What this task involves
Quote the listing below in full and exactly as written, but omit every picture.
▬▬▬▬▬▬
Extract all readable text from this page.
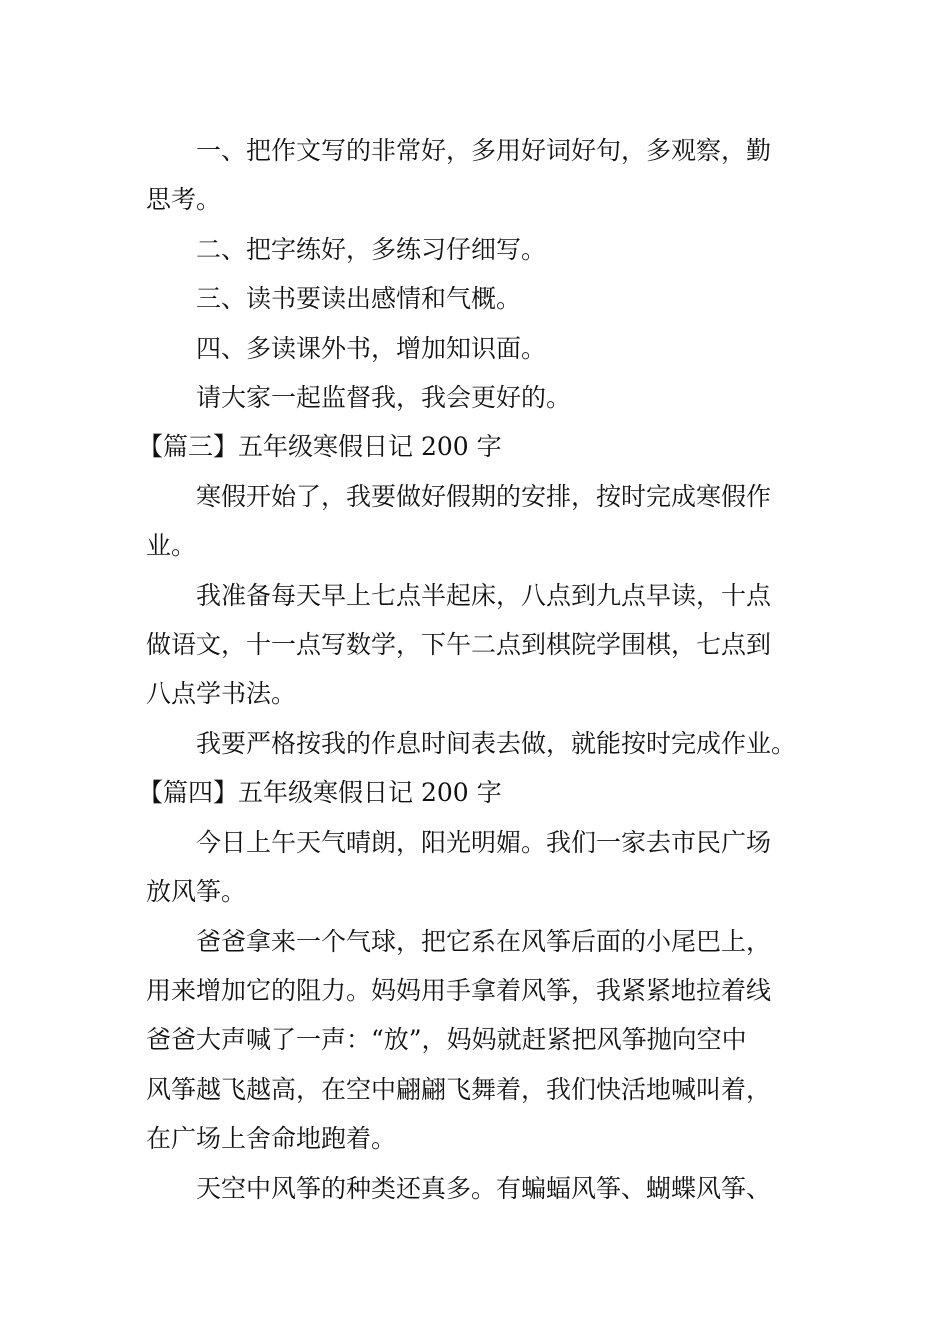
一、把作文写的非常好，多用好词好句，多观察，勤
思考。
二、把字练好，多练习仔细写。
三、读书要读出感情和气概。
四、多读课外书，增加知识面。
请大家一起监督我，我会更好的。
【篇三】五年级寒假日记 200 字
寒假开始了，我要做好假期的安排，按时完成寒假作
业。
我准备每天早上七点半起床，八点到九点早读，十点
做语文，十一点写数学，下午二点到棋院学围棋，七点到
八点学书法。
我要严格按我的作息时间表去做，就能按时完成作业。
【篇四】五年级寒假日记 200 字
今日上午天气晴朗，阳光明媚。我们一家去市民广场
放风筝。
爸爸拿来一个气球，把它系在风筝后面的小尾巴上，
用来增加它的阻力。妈妈用手拿着风筝，我紧紧地拉着线
爸爸大声喊了一声：“放”，妈妈就赶紧把风筝抛向空中
风筝越飞越高，在空中翩翩飞舞着，我们快活地喊叫着，
在广场上舍命地跑着。
天空中风筝的种类还真多。有蝙蝠风筝、蝴蝶风筝、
▬▬▬▬▬▬
Exercise response
Extract all readable text from this page.
一、把作文写的非常好，多用好词好句，多观察，勤
思考。
二、把字练好，多练习仔细写。
三、读书要读出感情和气概。
四、多读课外书，增加知识面。
请大家一起监督我，我会更好的。
【篇三】五年级寒假日记 200 字
寒假开始了，我要做好假期的安排，按时完成寒假作
业。
我准备每天早上七点半起床，八点到九点早读，十点
做语文，十一点写数学，下午二点到棋院学围棋，七点到
八点学书法。
我要严格按我的作息时间表去做，就能按时完成作业。
【篇四】五年级寒假日记 200 字
今日上午天气晴朗，阳光明媚。我们一家去市民广场
放风筝。
爸爸拿来一个气球，把它系在风筝后面的小尾巴上，
用来增加它的阻力。妈妈用手拿着风筝，我紧紧地拉着线
爸爸大声喊了一声：“放”，妈妈就赶紧把风筝抛向空中
风筝越飞越高，在空中翩翩飞舞着，我们快活地喊叫着，
在广场上舍命地跑着。
天空中风筝的种类还真多。有蝙蝠风筝、蝴蝶风筝、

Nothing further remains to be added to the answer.